**Exercise aim**:
Identify each line in the records below that contains the word "Installing", and copy it.

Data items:
= = = = =
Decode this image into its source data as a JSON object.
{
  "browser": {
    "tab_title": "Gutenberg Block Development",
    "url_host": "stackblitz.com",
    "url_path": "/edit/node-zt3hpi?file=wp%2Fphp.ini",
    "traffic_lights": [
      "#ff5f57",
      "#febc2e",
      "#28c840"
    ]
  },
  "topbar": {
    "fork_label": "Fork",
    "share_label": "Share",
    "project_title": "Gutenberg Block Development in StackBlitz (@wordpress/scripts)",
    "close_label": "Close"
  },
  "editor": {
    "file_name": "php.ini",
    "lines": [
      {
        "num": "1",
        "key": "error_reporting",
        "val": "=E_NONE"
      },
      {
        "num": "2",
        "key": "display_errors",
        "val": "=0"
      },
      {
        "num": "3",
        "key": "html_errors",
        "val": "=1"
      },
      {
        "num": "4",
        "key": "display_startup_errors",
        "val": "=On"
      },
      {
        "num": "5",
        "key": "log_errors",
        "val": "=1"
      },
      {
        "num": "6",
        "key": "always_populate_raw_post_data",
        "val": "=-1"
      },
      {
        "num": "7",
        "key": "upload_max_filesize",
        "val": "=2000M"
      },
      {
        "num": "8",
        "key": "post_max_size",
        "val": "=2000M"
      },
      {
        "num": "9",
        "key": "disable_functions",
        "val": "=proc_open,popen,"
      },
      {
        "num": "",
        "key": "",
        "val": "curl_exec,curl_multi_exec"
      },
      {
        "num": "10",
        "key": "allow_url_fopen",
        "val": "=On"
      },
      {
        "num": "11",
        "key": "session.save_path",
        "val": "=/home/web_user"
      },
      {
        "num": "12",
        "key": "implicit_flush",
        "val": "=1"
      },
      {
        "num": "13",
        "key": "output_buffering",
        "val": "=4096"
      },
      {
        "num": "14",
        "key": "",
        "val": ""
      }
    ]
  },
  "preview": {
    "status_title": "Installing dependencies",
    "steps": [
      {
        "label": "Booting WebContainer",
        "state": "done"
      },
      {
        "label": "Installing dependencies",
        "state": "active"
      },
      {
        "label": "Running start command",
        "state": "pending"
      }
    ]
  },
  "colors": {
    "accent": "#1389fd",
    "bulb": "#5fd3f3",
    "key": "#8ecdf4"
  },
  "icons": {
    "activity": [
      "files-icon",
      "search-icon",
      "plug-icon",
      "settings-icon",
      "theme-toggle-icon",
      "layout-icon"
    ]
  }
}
= = = = =
**Task solution**:
    "status_title": "Installing dependencies",
        "label": "Installing dependencies",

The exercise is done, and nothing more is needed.